[start Data rows]
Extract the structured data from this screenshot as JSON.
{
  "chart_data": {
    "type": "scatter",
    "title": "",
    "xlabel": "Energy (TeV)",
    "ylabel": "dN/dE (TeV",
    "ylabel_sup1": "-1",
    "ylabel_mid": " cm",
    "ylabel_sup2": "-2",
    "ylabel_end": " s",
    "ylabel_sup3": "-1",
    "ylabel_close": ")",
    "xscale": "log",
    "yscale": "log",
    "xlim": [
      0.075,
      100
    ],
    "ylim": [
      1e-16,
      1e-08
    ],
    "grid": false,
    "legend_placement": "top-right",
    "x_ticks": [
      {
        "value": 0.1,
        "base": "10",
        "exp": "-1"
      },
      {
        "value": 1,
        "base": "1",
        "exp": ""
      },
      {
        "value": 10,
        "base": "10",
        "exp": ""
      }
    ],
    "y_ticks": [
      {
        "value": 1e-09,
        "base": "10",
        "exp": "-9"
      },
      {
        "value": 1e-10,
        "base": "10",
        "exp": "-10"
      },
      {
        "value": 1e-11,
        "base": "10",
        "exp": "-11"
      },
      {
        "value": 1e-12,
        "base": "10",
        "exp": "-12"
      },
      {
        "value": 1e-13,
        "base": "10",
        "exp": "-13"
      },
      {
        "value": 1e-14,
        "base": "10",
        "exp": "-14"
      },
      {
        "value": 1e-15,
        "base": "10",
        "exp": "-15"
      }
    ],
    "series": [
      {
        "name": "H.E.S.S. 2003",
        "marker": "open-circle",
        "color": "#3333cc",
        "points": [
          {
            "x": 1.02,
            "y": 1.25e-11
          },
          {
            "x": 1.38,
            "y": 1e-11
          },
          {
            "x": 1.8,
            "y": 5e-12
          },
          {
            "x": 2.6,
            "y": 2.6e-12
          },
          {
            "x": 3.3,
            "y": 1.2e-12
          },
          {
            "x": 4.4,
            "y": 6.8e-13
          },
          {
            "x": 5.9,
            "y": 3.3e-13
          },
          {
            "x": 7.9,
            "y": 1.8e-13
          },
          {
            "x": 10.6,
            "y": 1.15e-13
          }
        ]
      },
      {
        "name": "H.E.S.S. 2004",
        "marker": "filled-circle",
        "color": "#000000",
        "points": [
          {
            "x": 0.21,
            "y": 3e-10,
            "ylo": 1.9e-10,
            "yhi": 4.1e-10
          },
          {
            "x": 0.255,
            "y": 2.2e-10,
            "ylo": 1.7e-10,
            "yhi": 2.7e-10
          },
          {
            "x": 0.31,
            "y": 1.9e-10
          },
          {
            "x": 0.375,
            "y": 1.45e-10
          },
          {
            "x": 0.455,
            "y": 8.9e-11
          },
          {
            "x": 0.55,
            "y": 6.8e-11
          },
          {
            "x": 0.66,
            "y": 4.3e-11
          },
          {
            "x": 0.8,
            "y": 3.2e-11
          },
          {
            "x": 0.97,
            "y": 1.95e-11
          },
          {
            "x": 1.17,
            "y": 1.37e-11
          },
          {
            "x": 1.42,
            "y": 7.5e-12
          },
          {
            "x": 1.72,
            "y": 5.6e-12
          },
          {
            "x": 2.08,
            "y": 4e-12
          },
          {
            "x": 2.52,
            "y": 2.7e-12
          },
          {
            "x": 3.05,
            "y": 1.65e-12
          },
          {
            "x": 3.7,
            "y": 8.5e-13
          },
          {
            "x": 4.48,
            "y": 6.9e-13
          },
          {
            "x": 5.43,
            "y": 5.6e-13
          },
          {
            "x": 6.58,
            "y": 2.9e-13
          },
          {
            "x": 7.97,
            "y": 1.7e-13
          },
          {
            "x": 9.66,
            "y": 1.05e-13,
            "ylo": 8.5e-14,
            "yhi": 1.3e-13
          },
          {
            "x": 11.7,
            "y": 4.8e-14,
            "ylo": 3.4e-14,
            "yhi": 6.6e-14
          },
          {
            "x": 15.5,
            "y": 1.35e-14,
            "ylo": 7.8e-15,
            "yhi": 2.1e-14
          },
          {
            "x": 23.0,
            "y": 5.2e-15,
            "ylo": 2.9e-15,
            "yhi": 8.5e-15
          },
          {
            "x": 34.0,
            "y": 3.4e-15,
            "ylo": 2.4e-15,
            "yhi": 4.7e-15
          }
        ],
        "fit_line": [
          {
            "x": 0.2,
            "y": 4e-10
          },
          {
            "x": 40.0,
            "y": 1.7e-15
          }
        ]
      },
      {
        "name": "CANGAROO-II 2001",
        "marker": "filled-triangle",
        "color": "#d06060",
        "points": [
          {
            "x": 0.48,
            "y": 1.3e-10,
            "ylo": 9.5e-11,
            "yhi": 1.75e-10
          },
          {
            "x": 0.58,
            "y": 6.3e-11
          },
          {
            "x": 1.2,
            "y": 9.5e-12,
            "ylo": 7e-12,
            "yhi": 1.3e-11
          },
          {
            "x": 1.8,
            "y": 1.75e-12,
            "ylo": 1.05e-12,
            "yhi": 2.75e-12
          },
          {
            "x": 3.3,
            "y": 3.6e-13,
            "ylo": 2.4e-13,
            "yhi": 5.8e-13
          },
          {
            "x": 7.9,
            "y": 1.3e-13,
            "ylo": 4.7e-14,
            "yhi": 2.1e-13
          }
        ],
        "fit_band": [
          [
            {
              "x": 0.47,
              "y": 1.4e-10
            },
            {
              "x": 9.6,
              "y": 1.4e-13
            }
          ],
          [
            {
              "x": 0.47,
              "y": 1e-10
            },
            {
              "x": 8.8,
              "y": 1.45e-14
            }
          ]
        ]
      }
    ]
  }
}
[end Data rows]
■ Given task ■
Take the lines above and retype all of them exactly.

■ Exercise output ■
Extract the structured data from this screenshot as JSON.
{
  "chart_data": {
    "type": "scatter",
    "title": "",
    "xlabel": "Energy (TeV)",
    "ylabel": "dN/dE (TeV",
    "ylabel_sup1": "-1",
    "ylabel_mid": " cm",
    "ylabel_sup2": "-2",
    "ylabel_end": " s",
    "ylabel_sup3": "-1",
    "ylabel_close": ")",
    "xscale": "log",
    "yscale": "log",
    "xlim": [
      0.075,
      100
    ],
    "ylim": [
      1e-16,
      1e-08
    ],
    "grid": false,
    "legend_placement": "top-right",
    "x_ticks": [
      {
        "value": 0.1,
        "base": "10",
        "exp": "-1"
      },
      {
        "value": 1,
        "base": "1",
        "exp": ""
      },
      {
        "value": 10,
        "base": "10",
        "exp": ""
      }
    ],
    "y_ticks": [
      {
        "value": 1e-09,
        "base": "10",
        "exp": "-9"
      },
      {
        "value": 1e-10,
        "base": "10",
        "exp": "-10"
      },
      {
        "value": 1e-11,
        "base": "10",
        "exp": "-11"
      },
      {
        "value": 1e-12,
        "base": "10",
        "exp": "-12"
      },
      {
        "value": 1e-13,
        "base": "10",
        "exp": "-13"
      },
      {
        "value": 1e-14,
        "base": "10",
        "exp": "-14"
      },
      {
        "value": 1e-15,
        "base": "10",
        "exp": "-15"
      }
    ],
    "series": [
      {
        "name": "H.E.S.S. 2003",
        "marker": "open-circle",
        "color": "#3333cc",
        "points": [
          {
            "x": 1.02,
            "y": 1.25e-11
          },
          {
            "x": 1.38,
            "y": 1e-11
          },
          {
            "x": 1.8,
            "y": 5e-12
          },
          {
            "x": 2.6,
            "y": 2.6e-12
          },
          {
            "x": 3.3,
            "y": 1.2e-12
          },
          {
            "x": 4.4,
            "y": 6.8e-13
          },
          {
            "x": 5.9,
            "y": 3.3e-13
          },
          {
            "x": 7.9,
            "y": 1.8e-13
          },
          {
            "x": 10.6,
            "y": 1.15e-13
          }
        ]
      },
      {
        "name": "H.E.S.S. 2004",
        "marker": "filled-circle",
        "color": "#000000",
        "points": [
          {
            "x": 0.21,
            "y": 3e-10,
            "ylo": 1.9e-10,
            "yhi": 4.1e-10
          },
          {
            "x": 0.255,
            "y": 2.2e-10,
            "ylo": 1.7e-10,
            "yhi": 2.7e-10
          },
          {
            "x": 0.31,
            "y": 1.9e-10
          },
          {
            "x": 0.375,
            "y": 1.45e-10
          },
          {
            "x": 0.455,
            "y": 8.9e-11
          },
          {
            "x": 0.55,
            "y": 6.8e-11
          },
          {
            "x": 0.66,
            "y": 4.3e-11
          },
          {
            "x": 0.8,
            "y": 3.2e-11
          },
          {
            "x": 0.97,
            "y": 1.95e-11
          },
          {
            "x": 1.17,
            "y": 1.37e-11
          },
          {
            "x": 1.42,
            "y": 7.5e-12
          },
          {
            "x": 1.72,
            "y": 5.6e-12
          },
          {
            "x": 2.08,
            "y": 4e-12
          },
          {
            "x": 2.52,
            "y": 2.7e-12
          },
          {
            "x": 3.05,
            "y": 1.65e-12
          },
          {
            "x": 3.7,
            "y": 8.5e-13
          },
          {
            "x": 4.48,
            "y": 6.9e-13
          },
          {
            "x": 5.43,
            "y": 5.6e-13
          },
          {
            "x": 6.58,
            "y": 2.9e-13
          },
          {
            "x": 7.97,
            "y": 1.7e-13
          },
          {
            "x": 9.66,
            "y": 1.05e-13,
            "ylo": 8.5e-14,
            "yhi": 1.3e-13
          },
          {
            "x": 11.7,
            "y": 4.8e-14,
            "ylo": 3.4e-14,
            "yhi": 6.6e-14
          },
          {
            "x": 15.5,
            "y": 1.35e-14,
            "ylo": 7.8e-15,
            "yhi": 2.1e-14
          },
          {
            "x": 23.0,
            "y": 5.2e-15,
            "ylo": 2.9e-15,
            "yhi": 8.5e-15
          },
          {
            "x": 34.0,
            "y": 3.4e-15,
            "ylo": 2.4e-15,
            "yhi": 4.7e-15
          }
        ],
        "fit_line": [
          {
            "x": 0.2,
            "y": 4e-10
          },
          {
            "x": 40.0,
            "y": 1.7e-15
          }
        ]
      },
      {
        "name": "CANGAROO-II 2001",
        "marker": "filled-triangle",
        "color": "#d06060",
        "points": [
          {
            "x": 0.48,
            "y": 1.3e-10,
            "ylo": 9.5e-11,
            "yhi": 1.75e-10
          },
          {
            "x": 0.58,
            "y": 6.3e-11
          },
          {
            "x": 1.2,
            "y": 9.5e-12,
            "ylo": 7e-12,
            "yhi": 1.3e-11
          },
          {
            "x": 1.8,
            "y": 1.75e-12,
            "ylo": 1.05e-12,
            "yhi": 2.75e-12
          },
          {
            "x": 3.3,
            "y": 3.6e-13,
            "ylo": 2.4e-13,
            "yhi": 5.8e-13
          },
          {
            "x": 7.9,
            "y": 1.3e-13,
            "ylo": 4.7e-14,
            "yhi": 2.1e-13
          }
        ],
        "fit_band": [
          [
            {
              "x": 0.47,
              "y": 1.4e-10
            },
            {
              "x": 9.6,
              "y": 1.4e-13
            }
          ],
          [
            {
              "x": 0.47,
              "y": 1e-10
            },
            {
              "x": 8.8,
              "y": 1.45e-14
            }
          ]
        ]
      }
    ]
  }
}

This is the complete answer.